* START RECORDS FOR THIS EXERCISE *

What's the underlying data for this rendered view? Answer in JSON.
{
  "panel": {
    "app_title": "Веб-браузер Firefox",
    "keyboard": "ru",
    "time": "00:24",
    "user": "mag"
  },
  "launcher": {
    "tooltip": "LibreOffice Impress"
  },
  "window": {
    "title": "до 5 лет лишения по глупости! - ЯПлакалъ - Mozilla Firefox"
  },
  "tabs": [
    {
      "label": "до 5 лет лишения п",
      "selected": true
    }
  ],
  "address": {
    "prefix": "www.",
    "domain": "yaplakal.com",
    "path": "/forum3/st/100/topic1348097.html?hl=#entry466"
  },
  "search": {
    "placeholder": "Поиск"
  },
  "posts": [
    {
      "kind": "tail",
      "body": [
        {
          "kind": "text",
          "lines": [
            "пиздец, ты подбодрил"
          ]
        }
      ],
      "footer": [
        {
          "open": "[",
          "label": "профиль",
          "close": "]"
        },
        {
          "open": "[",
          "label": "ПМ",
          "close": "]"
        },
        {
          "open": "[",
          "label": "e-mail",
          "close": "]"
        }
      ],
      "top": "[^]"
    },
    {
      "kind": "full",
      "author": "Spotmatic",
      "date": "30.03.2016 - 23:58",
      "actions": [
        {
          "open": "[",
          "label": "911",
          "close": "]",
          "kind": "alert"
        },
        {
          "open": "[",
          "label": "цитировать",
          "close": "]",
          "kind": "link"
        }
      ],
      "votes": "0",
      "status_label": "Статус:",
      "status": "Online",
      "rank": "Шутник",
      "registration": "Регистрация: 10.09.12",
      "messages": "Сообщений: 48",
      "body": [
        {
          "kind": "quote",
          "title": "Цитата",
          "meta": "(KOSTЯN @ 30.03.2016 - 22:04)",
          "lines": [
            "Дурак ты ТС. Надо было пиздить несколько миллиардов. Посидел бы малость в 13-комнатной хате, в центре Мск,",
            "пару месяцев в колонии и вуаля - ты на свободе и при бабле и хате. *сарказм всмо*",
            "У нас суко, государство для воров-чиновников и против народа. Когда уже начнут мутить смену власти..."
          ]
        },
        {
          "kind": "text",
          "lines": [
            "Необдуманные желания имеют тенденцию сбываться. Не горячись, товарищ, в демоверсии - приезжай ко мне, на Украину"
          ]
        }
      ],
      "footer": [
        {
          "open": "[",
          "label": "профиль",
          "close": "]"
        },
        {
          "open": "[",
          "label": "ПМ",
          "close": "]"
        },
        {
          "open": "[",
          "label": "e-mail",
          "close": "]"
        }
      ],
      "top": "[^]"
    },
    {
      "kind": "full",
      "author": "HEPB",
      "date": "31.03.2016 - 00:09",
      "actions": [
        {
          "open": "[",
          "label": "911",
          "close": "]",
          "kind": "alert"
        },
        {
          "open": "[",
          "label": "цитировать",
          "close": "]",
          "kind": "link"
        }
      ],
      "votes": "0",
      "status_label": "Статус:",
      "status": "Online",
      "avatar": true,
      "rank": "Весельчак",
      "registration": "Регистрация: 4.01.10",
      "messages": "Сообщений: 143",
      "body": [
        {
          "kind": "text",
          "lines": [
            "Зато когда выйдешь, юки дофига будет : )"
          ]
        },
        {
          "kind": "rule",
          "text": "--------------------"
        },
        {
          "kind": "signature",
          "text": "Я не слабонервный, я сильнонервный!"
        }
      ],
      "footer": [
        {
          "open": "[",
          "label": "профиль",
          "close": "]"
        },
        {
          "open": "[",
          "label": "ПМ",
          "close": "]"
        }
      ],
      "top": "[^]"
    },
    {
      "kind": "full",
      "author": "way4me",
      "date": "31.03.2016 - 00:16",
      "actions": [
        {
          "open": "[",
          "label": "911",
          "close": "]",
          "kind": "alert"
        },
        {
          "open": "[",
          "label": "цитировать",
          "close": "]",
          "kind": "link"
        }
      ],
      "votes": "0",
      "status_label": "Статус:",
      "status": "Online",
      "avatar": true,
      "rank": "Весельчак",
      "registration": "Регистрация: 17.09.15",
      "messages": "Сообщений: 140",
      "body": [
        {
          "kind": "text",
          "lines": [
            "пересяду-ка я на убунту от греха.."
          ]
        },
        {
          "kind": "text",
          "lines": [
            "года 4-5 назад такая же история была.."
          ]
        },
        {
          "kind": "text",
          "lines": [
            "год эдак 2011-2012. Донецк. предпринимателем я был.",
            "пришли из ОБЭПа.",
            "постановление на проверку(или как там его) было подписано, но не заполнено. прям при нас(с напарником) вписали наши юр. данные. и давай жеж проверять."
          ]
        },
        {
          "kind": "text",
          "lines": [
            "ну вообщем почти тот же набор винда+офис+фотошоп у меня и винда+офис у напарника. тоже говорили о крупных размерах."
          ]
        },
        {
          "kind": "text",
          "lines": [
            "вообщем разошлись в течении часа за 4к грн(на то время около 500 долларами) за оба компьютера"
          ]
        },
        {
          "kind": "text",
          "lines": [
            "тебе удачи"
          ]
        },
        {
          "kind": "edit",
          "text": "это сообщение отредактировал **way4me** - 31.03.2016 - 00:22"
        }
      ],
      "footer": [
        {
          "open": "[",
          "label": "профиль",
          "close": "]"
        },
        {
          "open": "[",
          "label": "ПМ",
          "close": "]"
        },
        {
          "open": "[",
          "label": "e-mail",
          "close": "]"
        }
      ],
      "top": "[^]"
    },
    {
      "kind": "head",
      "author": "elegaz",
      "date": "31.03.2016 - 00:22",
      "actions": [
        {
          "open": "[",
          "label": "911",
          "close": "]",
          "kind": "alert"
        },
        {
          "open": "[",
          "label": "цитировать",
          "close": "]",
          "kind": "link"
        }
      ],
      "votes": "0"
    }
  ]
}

* END RECORDS FOR THIS EXERCISE *

- _DESCRIPTION OF THE TASK_: The records above should be repeated in full, exactly as given.

- _SOLUTION TO THE EXERCISE_:
What's the underlying data for this rendered view? Answer in JSON.
{
  "panel": {
    "app_title": "Веб-браузер Firefox",
    "keyboard": "ru",
    "time": "00:24",
    "user": "mag"
  },
  "launcher": {
    "tooltip": "LibreOffice Impress"
  },
  "window": {
    "title": "до 5 лет лишения по глупости! - ЯПлакалъ - Mozilla Firefox"
  },
  "tabs": [
    {
      "label": "до 5 лет лишения п",
      "selected": true
    }
  ],
  "address": {
    "prefix": "www.",
    "domain": "yaplakal.com",
    "path": "/forum3/st/100/topic1348097.html?hl=#entry466"
  },
  "search": {
    "placeholder": "Поиск"
  },
  "posts": [
    {
      "kind": "tail",
      "body": [
        {
          "kind": "text",
          "lines": [
            "пиздец, ты подбодрил"
          ]
        }
      ],
      "footer": [
        {
          "open": "[",
          "label": "профиль",
          "close": "]"
        },
        {
          "open": "[",
          "label": "ПМ",
          "close": "]"
        },
        {
          "open": "[",
          "label": "e-mail",
          "close": "]"
        }
      ],
      "top": "[^]"
    },
    {
      "kind": "full",
      "author": "Spotmatic",
      "date": "30.03.2016 - 23:58",
      "actions": [
        {
          "open": "[",
          "label": "911",
          "close": "]",
          "kind": "alert"
        },
        {
          "open": "[",
          "label": "цитировать",
          "close": "]",
          "kind": "link"
        }
      ],
      "votes": "0",
      "status_label": "Статус:",
      "status": "Online",
      "rank": "Шутник",
      "registration": "Регистрация: 10.09.12",
      "messages": "Сообщений: 48",
      "body": [
        {
          "kind": "quote",
          "title": "Цитата",
          "meta": "(KOSTЯN @ 30.03.2016 - 22:04)",
          "lines": [
            "Дурак ты ТС. Надо было пиздить несколько миллиардов. Посидел бы малость в 13-комнатной хате, в центре Мск,",
            "пару месяцев в колонии и вуаля - ты на свободе и при бабле и хате. *сарказм всмо*",
            "У нас суко, государство для воров-чиновников и против народа. Когда уже начнут мутить смену власти..."
          ]
        },
        {
          "kind": "text",
          "lines": [
            "Необдуманные желания имеют тенденцию сбываться. Не горячись, товарищ, в демоверсии - приезжай ко мне, на Украину"
          ]
        }
      ],
      "footer": [
        {
          "open": "[",
          "label": "профиль",
          "close": "]"
        },
        {
          "open": "[",
          "label": "ПМ",
          "close": "]"
        },
        {
          "open": "[",
          "label": "e-mail",
          "close": "]"
        }
      ],
      "top": "[^]"
    },
    {
      "kind": "full",
      "author": "HEPB",
      "date": "31.03.2016 - 00:09",
      "actions": [
        {
          "open": "[",
          "label": "911",
          "close": "]",
          "kind": "alert"
        },
        {
          "open": "[",
          "label": "цитировать",
          "close": "]",
          "kind": "link"
        }
      ],
      "votes": "0",
      "status_label": "Статус:",
      "status": "Online",
      "avatar": true,
      "rank": "Весельчак",
      "registration": "Регистрация: 4.01.10",
      "messages": "Сообщений: 143",
      "body": [
        {
          "kind": "text",
          "lines": [
            "Зато когда выйдешь, юки дофига будет : )"
          ]
        },
        {
          "kind": "rule",
          "text": "--------------------"
        },
        {
          "kind": "signature",
          "text": "Я не слабонервный, я сильнонервный!"
        }
      ],
      "footer": [
        {
          "open": "[",
          "label": "профиль",
          "close": "]"
        },
        {
          "open": "[",
          "label": "ПМ",
          "close": "]"
        }
      ],
      "top": "[^]"
    },
    {
      "kind": "full",
      "author": "way4me",
      "date": "31.03.2016 - 00:16",
      "actions": [
        {
          "open": "[",
          "label": "911",
          "close": "]",
          "kind": "alert"
        },
        {
          "open": "[",
          "label": "цитировать",
          "close": "]",
          "kind": "link"
        }
      ],
      "votes": "0",
      "status_label": "Статус:",
      "status": "Online",
      "avatar": true,
      "rank": "Весельчак",
      "registration": "Регистрация: 17.09.15",
      "messages": "Сообщений: 140",
      "body": [
        {
          "kind": "text",
          "lines": [
            "пересяду-ка я на убунту от греха.."
          ]
        },
        {
          "kind": "text",
          "lines": [
            "года 4-5 назад такая же история была.."
          ]
        },
        {
          "kind": "text",
          "lines": [
            "год эдак 2011-2012. Донецк. предпринимателем я был.",
            "пришли из ОБЭПа.",
            "постановление на проверку(или как там его) было подписано, но не заполнено. прям при нас(с напарником) вписали наши юр. данные. и давай жеж проверять."
          ]
        },
        {
          "kind": "text",
          "lines": [
            "ну вообщем почти тот же набор винда+офис+фотошоп у меня и винда+офис у напарника. тоже говорили о крупных размерах."
          ]
        },
        {
          "kind": "text",
          "lines": [
            "вообщем разошлись в течении часа за 4к грн(на то время около 500 долларами) за оба компьютера"
          ]
        },
        {
          "kind": "text",
          "lines": [
            "тебе удачи"
          ]
        },
        {
          "kind": "edit",
          "text": "это сообщение отредактировал **way4me** - 31.03.2016 - 00:22"
        }
      ],
      "footer": [
        {
          "open": "[",
          "label": "профиль",
          "close": "]"
        },
        {
          "open": "[",
          "label": "ПМ",
          "close": "]"
        },
        {
          "open": "[",
          "label": "e-mail",
          "close": "]"
        }
      ],
      "top": "[^]"
    },
    {
      "kind": "head",
      "author": "elegaz",
      "date": "31.03.2016 - 00:22",
      "actions": [
        {
          "open": "[",
          "label": "911",
          "close": "]",
          "kind": "alert"
        },
        {
          "open": "[",
          "label": "цитировать",
          "close": "]",
          "kind": "link"
        }
      ],
      "votes": "0"
    }
  ]
}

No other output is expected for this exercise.